WHAT TO PRODUCE: Search the material for the word "تخــو" and report each line where it turns up.

RECORDED DATA:
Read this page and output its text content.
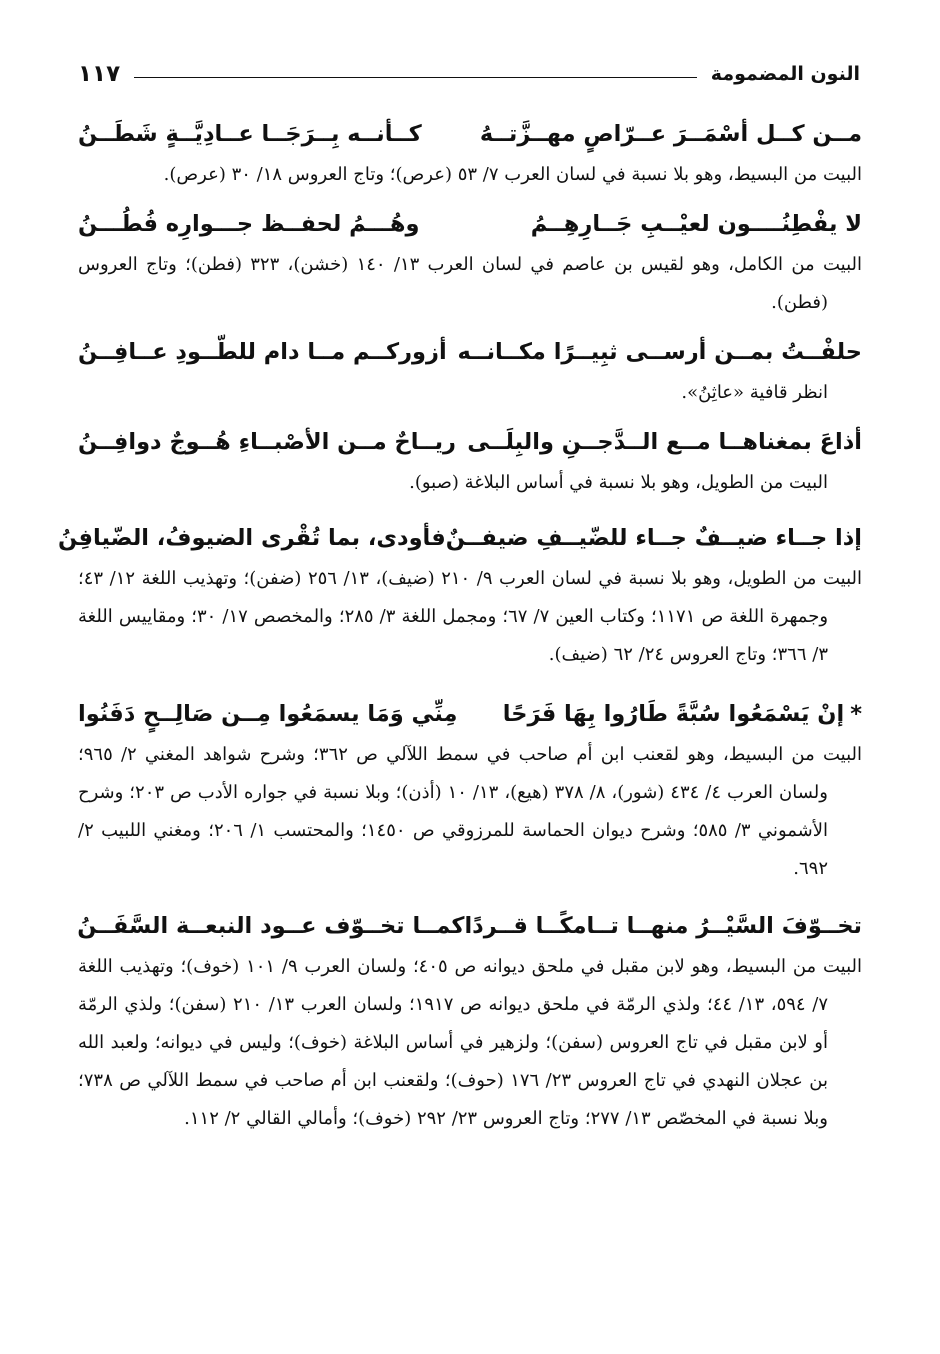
النون المضمومة
١١٧
مــن كــل أسْمَــرَ عــرّاصٍ مهــزَّتــهُ
كــأنــه بِــرَجَــا عــادِيَّــةٍ شَطَــنُ

البيت من البسيط، وهو بلا نسبة في لسان العرب ٧/ ٥٣ (عرص)؛ وتاج العروس ١٨/ ٣٠ (عرص).

لا يفْطِنُــــون لعيْــبِ جَــارِهِــمُ
وهُـــمُ لحفــظ جـــوارِه فُطُـــنُ

البيت من الكامل، وهو لقيس بن عاصم في لسان العرب ١٣/ ١٤٠ (خشن)، ٣٢٣ (فطن)؛ وتاج العروس (فطن).

حلفْــتُ بمــن أرســى ثبِيــرًا مكــانــه
أزوركــم مــا دام للطّــودِ عــافِــنُ

انظر قافية «عاثِنُ».

أذاعَ بمغناهــا مــع الــدَّجــنِ والبِلَــى
ريــاحٌ مــن الأصْبــاءِ هُــوجٌ دوافِــنُ

البيت من الطويل، وهو بلا نسبة في أساس البلاغة (صبو).

إذا جــاء ضيــفٌ جــاء للضّيــفِ ضيفــنٌ
فأودى، بما تُقْرى الضيوفُ، الضّيافِنُ

البيت من الطويل، وهو بلا نسبة في لسان العرب ٩/ ٢١٠ (ضيف)، ١٣/ ٢٥٦ (ضفن)؛ وتهذيب اللغة ١٢/ ٤٣؛ وجمهرة اللغة ص ١١٧١؛ وكتاب العين ٧/ ٦٧؛ ومجمل اللغة ٣/ ٢٨٥؛ والمخصص ١٧/ ٣٠؛ ومقاييس اللغة ٣/ ٣٦٦؛ وتاج العروس ٢٤/ ٦٢ (ضيف).

*إنْ يَسْمَعُوا سُبَّةً طَارُوا بِهَا فَرَحًا
مِنِّي وَمَا يسمَعُوا مِــن صَالِــحٍ دَفَنُوا

البيت من البسيط، وهو لقعنب ابن أم صاحب في سمط اللآلي ص ٣٦٢؛ وشرح شواهد المغني ٢/ ٩٦٥؛ ولسان العرب ٤/ ٤٣٤ (شور)، ٨/ ٣٧٨ (هيع)، ١٣/ ١٠ (أذن)؛ وبلا نسبة في جواره الأدب ص ٢٠٣؛ وشرح الأشموني ٣/ ٥٨٥؛ وشرح ديوان الحماسة للمرزوقي ص ١٤٥٠؛ والمحتسب ١/ ٢٠٦؛ ومغني اللبيب ٢/ ٦٩٢.

تخــوّفَ السَّيْــرُ منهــا تــامكًــا قــردًا
كمــا تخــوّف عــود النبعــة السَّفَــنُ

البيت من البسيط، وهو لابن مقبل في ملحق ديوانه ص ٤٠٥؛ ولسان العرب ٩/ ١٠١ (خوف)؛ وتهذيب اللغة ٧/ ٥٩٤، ١٣/ ٤٤؛ ولذي الرمّة في ملحق ديوانه ص ١٩١٧؛ ولسان العرب ١٣/ ٢١٠ (سفن)؛ ولذي الرمّة أو لابن مقبل في تاج العروس (سفن)؛ ولزهير في أساس البلاغة (خوف)؛ وليس في ديوانه؛ ولعبد الله بن عجلان النهدي في تاج العروس ٢٣/ ١٧٦ (حوف)؛ ولقعنب ابن أم صاحب في سمط اللآلي ص ٧٣٨؛ وبلا نسبة في المخصّص ١٣/ ٢٧٧؛ وتاج العروس ٢٣/ ٢٩٢ (خوف)؛ وأمالي القالي ٢/ ١١٢.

RESPONSE:
تخــوّفَ السَّيْــرُ منهــا تــامكًــا قــردًا
كمــا تخــوّف عــود النبعــة السَّفَــنُ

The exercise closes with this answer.